Required task >> Collect each line of the entries that holds the string "content".

Input data >>
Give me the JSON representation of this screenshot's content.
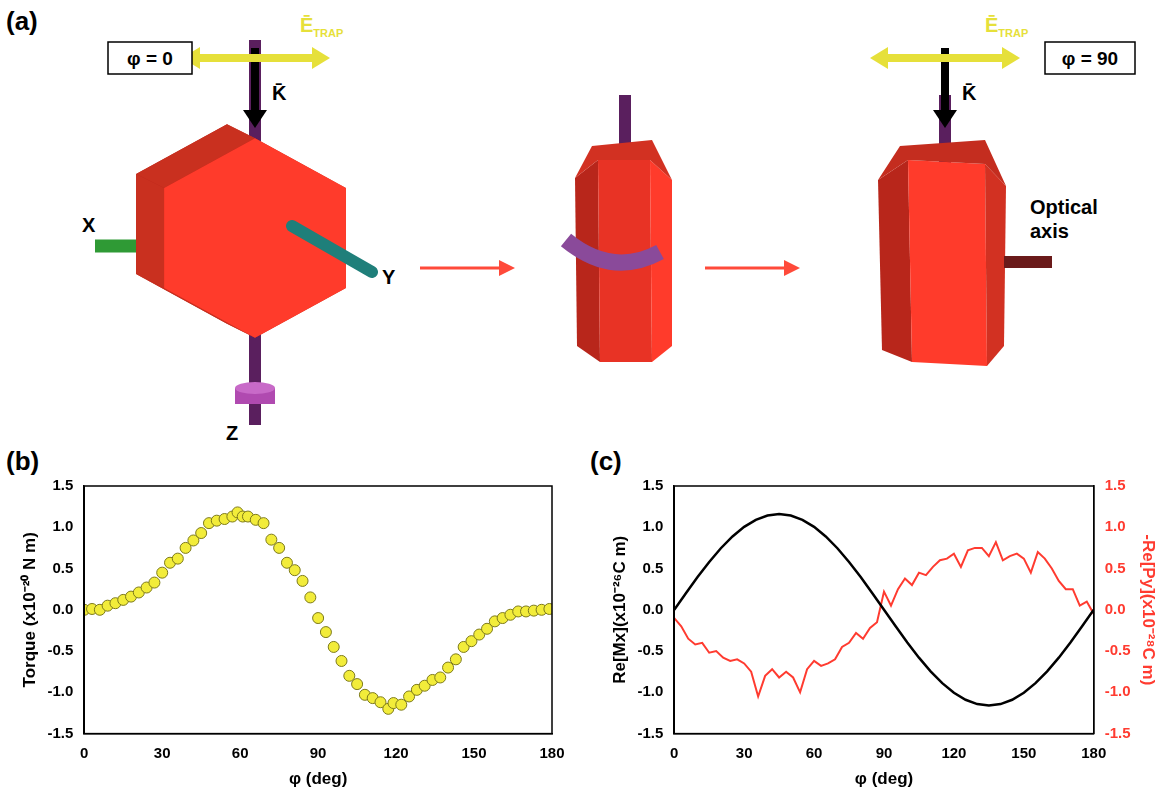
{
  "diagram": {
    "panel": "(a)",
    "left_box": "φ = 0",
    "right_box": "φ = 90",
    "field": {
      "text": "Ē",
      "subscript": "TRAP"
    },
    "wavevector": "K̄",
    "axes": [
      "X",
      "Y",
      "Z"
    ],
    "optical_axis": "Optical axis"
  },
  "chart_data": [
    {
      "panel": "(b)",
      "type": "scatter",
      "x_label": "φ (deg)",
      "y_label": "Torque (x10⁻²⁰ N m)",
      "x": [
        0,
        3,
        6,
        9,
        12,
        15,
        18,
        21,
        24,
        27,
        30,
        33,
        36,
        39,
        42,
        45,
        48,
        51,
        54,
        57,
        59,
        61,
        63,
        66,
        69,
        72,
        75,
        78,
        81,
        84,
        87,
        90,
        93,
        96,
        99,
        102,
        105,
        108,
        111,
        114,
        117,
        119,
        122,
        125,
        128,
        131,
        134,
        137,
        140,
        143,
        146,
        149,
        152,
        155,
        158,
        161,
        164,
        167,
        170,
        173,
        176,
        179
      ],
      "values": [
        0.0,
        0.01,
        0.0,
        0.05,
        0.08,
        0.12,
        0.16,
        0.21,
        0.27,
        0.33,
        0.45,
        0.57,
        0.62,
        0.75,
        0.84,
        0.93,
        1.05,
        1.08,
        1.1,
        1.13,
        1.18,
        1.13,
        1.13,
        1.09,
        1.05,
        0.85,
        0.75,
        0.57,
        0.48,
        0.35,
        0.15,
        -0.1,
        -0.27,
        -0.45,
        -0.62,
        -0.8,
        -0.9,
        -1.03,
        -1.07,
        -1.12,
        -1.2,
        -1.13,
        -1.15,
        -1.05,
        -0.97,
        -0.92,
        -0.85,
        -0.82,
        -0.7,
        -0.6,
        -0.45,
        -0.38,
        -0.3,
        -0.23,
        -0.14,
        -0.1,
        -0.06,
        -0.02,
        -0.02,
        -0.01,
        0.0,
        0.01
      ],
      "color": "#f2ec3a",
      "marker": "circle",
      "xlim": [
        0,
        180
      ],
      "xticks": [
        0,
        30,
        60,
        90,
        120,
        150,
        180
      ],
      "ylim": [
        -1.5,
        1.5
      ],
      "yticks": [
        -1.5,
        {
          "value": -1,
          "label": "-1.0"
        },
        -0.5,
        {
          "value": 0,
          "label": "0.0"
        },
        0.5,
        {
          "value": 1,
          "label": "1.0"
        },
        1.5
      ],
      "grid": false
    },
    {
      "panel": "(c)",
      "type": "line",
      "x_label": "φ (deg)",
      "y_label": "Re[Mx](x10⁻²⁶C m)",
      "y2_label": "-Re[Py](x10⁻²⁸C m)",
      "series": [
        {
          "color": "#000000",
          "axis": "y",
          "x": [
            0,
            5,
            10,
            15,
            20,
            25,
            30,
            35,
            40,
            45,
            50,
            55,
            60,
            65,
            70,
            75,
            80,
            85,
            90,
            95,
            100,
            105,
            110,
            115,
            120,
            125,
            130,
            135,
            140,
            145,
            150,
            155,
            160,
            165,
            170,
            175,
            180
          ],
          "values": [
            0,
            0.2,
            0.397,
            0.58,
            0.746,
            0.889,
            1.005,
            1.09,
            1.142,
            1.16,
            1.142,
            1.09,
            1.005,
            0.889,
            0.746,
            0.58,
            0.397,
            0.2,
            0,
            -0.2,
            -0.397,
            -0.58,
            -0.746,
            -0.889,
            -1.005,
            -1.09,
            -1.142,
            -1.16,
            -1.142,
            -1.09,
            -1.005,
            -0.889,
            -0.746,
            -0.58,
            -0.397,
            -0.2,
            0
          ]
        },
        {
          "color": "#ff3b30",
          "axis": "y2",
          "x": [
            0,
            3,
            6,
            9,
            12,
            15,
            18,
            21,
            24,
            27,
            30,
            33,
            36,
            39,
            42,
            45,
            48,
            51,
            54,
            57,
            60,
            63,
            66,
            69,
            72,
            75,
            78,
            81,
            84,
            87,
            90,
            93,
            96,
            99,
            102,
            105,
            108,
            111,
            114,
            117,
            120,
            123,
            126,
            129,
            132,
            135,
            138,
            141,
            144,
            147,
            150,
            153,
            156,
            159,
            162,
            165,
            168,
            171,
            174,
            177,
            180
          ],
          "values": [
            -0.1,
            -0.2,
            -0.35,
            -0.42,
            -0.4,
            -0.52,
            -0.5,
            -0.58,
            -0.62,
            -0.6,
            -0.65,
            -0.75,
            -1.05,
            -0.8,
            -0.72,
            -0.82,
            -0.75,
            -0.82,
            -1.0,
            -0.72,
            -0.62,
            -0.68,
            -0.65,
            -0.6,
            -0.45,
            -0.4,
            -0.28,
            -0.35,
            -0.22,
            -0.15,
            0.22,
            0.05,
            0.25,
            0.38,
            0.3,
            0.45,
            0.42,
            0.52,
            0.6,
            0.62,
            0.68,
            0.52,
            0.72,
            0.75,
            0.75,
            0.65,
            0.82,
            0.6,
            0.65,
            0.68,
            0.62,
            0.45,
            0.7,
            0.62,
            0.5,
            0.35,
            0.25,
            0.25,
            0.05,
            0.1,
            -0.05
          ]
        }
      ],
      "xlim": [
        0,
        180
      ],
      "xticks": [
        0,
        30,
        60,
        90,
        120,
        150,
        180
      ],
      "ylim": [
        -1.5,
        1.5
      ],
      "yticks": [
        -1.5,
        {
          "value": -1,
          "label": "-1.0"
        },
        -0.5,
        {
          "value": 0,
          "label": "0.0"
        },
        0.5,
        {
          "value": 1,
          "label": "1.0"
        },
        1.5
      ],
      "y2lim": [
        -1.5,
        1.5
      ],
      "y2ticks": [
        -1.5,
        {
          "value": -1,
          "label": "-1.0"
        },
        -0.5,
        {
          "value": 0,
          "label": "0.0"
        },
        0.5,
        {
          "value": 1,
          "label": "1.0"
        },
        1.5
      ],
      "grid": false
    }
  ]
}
--
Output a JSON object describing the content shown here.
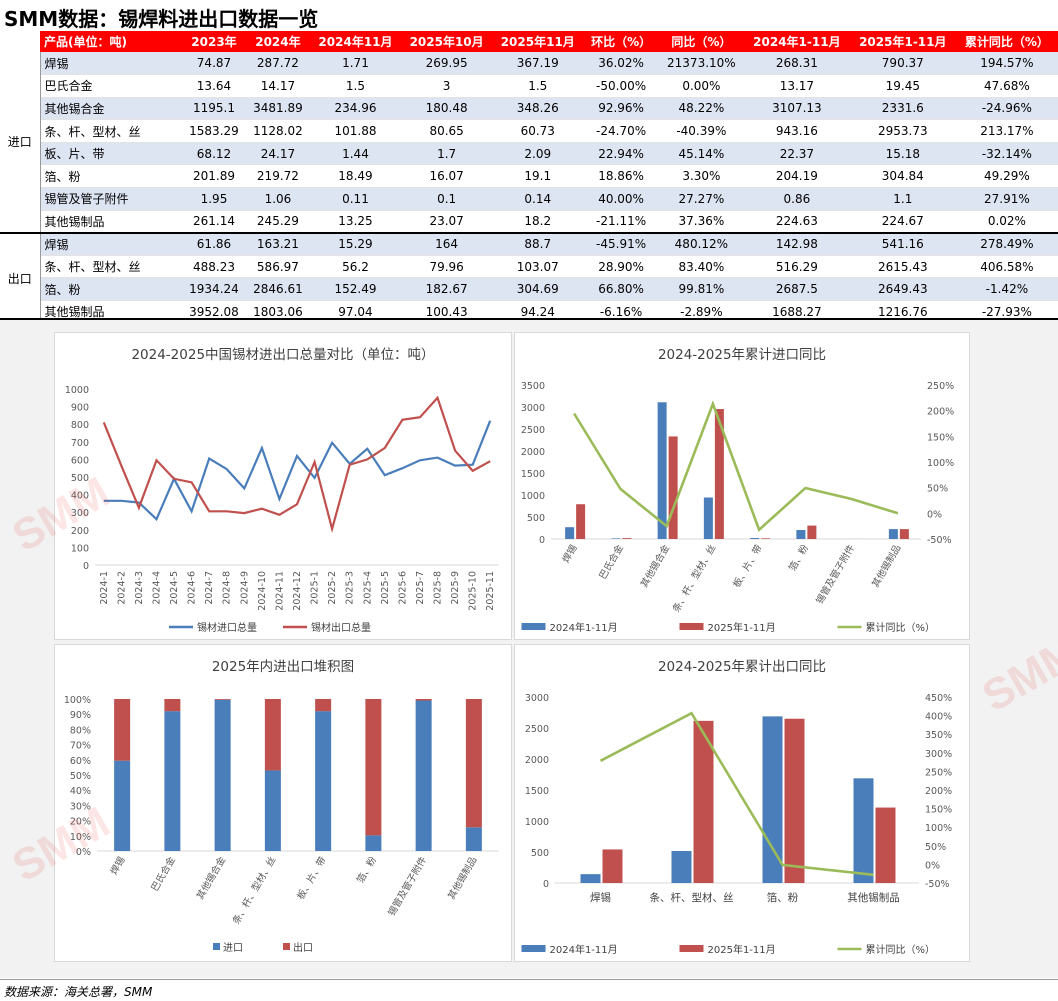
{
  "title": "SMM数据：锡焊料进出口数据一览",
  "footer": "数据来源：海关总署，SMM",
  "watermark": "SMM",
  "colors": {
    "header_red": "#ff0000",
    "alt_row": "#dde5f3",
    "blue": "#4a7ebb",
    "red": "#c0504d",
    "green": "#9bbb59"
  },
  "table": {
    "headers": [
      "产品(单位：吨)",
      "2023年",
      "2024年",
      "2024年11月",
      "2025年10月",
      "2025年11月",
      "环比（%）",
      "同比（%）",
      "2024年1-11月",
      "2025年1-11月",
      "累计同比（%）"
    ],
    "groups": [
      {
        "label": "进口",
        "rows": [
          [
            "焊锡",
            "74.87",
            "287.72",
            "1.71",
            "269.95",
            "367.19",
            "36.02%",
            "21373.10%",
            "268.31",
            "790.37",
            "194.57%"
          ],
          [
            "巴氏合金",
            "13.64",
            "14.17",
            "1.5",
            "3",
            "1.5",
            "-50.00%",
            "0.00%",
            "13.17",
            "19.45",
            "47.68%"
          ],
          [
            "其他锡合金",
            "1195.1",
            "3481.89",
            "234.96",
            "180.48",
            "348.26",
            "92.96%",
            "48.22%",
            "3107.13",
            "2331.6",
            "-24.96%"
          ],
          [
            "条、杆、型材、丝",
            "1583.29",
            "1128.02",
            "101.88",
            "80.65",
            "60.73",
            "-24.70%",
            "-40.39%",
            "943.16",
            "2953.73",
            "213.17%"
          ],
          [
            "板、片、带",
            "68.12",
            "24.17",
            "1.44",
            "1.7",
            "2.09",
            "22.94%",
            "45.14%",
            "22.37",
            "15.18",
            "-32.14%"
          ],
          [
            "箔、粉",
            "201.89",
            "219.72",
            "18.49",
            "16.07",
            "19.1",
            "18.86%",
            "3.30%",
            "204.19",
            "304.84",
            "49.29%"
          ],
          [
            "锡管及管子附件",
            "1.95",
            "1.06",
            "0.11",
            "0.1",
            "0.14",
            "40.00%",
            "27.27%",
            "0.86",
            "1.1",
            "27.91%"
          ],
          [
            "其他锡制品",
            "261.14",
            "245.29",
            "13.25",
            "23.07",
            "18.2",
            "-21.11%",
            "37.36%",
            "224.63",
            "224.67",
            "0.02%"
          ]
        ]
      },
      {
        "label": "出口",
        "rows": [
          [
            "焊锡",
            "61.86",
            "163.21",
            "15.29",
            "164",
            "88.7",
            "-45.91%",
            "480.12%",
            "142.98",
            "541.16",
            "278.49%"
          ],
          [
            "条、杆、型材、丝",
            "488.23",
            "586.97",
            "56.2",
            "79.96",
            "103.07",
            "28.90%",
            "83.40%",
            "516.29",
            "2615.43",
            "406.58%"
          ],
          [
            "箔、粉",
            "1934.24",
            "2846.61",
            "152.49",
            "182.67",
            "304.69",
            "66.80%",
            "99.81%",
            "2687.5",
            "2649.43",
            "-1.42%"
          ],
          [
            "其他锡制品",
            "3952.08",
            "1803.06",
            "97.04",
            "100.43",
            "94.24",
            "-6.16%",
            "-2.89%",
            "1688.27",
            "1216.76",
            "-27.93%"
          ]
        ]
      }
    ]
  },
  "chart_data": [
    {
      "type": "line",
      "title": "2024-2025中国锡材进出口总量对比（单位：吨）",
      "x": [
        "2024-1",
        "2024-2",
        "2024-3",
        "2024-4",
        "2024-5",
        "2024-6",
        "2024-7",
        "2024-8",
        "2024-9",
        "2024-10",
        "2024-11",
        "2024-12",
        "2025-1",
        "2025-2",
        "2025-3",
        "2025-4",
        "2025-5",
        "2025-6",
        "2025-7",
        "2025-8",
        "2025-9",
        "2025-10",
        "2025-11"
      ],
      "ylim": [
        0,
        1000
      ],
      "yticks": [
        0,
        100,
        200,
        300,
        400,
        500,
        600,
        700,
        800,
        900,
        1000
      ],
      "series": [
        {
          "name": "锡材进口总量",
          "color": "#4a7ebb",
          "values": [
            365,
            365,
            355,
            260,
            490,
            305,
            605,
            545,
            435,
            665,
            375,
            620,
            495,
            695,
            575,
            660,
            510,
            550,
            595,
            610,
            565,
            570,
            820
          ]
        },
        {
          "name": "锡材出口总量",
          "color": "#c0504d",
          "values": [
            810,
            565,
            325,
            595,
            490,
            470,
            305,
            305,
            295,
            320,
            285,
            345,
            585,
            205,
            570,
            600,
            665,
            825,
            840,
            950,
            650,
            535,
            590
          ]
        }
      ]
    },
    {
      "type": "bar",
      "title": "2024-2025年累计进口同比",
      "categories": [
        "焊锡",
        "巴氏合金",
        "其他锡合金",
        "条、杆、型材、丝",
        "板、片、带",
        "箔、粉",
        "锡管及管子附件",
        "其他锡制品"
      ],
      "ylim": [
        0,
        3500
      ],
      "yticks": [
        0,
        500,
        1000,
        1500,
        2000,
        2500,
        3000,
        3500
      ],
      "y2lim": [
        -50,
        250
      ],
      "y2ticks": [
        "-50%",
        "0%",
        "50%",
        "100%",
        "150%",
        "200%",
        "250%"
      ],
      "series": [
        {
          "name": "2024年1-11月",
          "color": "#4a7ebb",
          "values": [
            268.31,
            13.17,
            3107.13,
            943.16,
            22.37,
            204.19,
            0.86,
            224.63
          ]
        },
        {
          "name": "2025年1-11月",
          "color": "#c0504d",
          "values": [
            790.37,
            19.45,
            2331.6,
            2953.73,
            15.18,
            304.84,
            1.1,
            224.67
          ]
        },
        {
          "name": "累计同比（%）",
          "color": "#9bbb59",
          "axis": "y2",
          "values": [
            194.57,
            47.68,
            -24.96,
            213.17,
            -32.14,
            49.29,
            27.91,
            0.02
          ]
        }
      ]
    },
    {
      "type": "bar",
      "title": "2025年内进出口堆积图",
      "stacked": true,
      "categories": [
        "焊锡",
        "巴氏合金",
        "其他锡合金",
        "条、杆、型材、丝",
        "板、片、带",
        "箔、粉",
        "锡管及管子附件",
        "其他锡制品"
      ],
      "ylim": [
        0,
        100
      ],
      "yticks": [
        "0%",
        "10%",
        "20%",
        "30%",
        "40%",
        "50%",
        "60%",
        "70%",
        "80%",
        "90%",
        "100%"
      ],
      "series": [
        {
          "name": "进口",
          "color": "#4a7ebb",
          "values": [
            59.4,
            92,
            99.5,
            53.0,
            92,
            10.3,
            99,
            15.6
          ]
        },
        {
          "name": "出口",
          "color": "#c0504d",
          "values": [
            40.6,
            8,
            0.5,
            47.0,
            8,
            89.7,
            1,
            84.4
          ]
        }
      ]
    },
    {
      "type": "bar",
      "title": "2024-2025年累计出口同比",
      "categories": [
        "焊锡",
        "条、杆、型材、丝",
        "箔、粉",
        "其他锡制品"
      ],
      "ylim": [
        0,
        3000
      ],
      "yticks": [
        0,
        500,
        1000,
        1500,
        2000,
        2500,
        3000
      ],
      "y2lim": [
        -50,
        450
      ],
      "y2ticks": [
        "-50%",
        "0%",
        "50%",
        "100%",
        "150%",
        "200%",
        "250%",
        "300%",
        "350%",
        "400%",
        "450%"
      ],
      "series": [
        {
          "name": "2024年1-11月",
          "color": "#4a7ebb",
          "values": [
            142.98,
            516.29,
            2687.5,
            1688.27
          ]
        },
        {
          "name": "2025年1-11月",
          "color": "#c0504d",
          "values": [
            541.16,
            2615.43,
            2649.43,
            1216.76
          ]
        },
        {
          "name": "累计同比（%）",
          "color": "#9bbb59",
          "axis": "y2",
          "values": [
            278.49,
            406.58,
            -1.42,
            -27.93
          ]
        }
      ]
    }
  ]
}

Solution >>
Give me the JSON representation of this screenshot's content.
Output a JSON object describing the content shown here.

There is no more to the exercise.